Comb the records below for the string "made" and copy each line where it turns up.

#### Given records ####

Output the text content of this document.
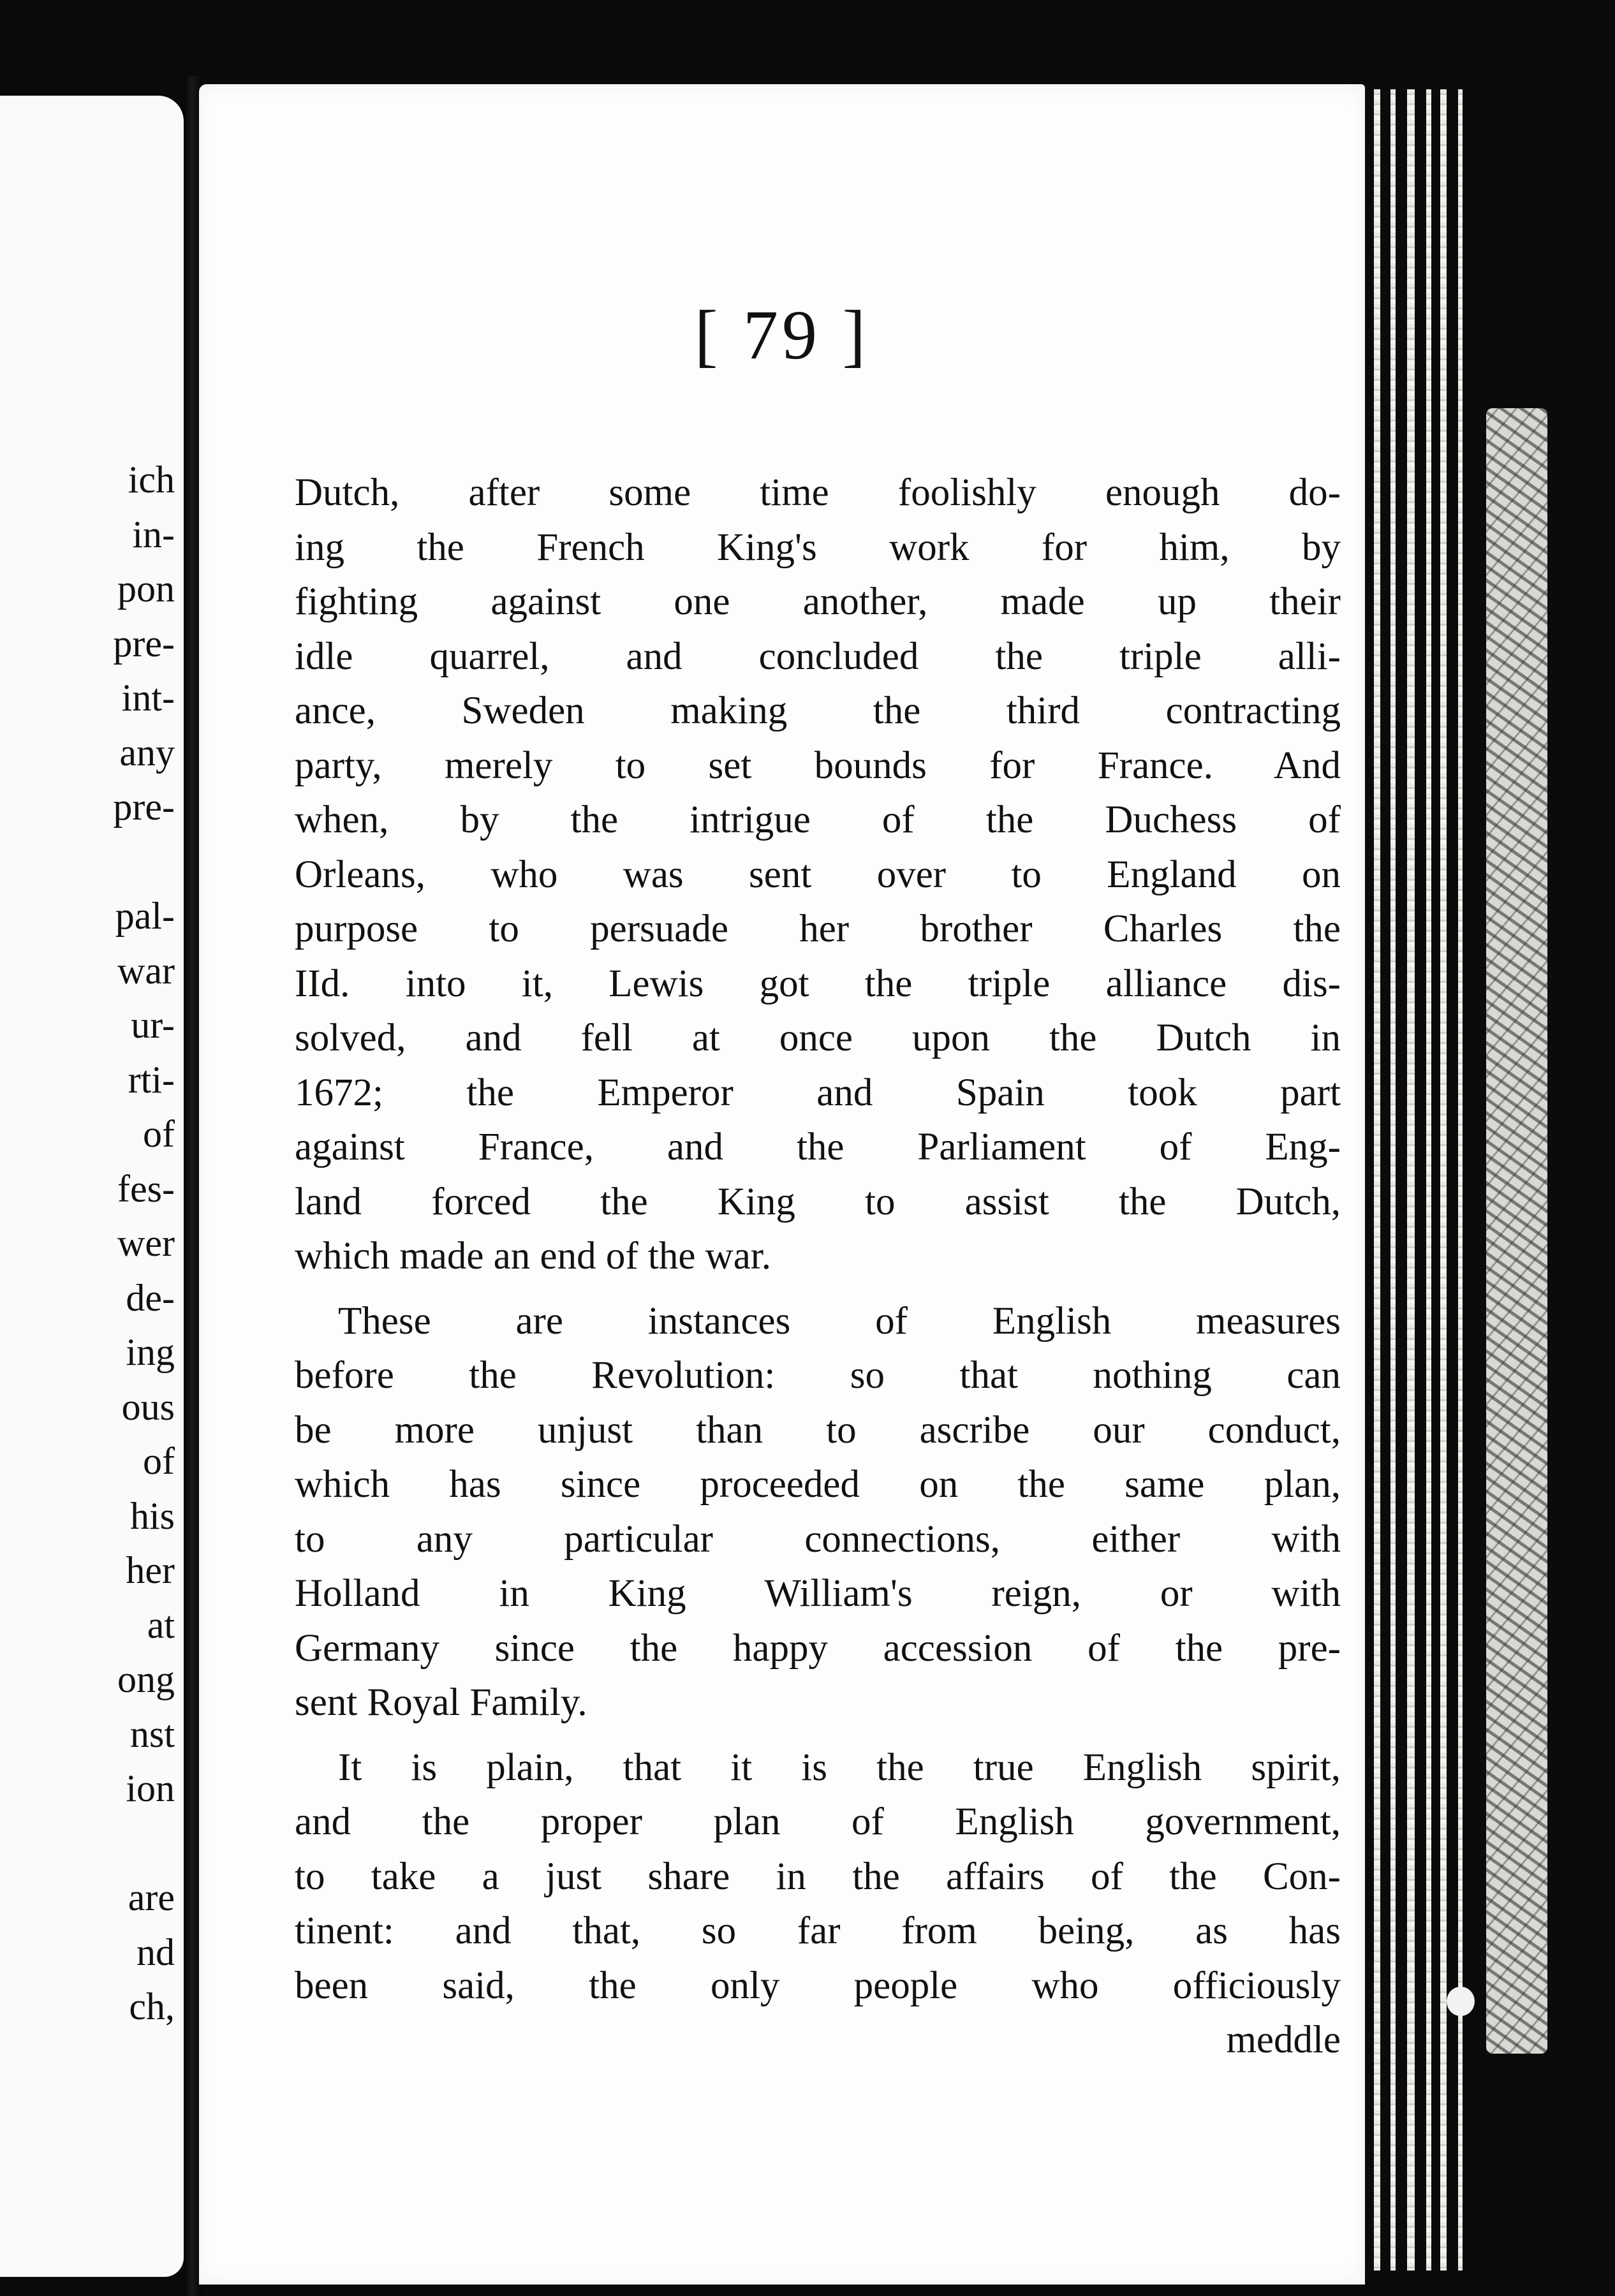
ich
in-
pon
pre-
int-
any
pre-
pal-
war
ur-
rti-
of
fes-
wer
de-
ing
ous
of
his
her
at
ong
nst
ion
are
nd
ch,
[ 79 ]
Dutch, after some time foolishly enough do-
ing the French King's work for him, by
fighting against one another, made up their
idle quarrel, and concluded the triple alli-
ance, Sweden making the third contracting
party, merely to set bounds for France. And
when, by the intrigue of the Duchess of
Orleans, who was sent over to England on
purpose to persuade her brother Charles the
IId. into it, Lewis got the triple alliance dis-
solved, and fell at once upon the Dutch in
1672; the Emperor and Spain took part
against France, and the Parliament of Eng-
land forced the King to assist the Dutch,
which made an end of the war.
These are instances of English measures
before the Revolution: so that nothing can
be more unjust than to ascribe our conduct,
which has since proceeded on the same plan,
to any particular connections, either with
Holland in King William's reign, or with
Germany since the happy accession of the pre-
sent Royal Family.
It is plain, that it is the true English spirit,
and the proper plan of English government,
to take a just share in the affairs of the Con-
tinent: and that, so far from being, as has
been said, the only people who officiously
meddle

####

### Solved problem:
fighting against one another, made up their
which made an end of the war.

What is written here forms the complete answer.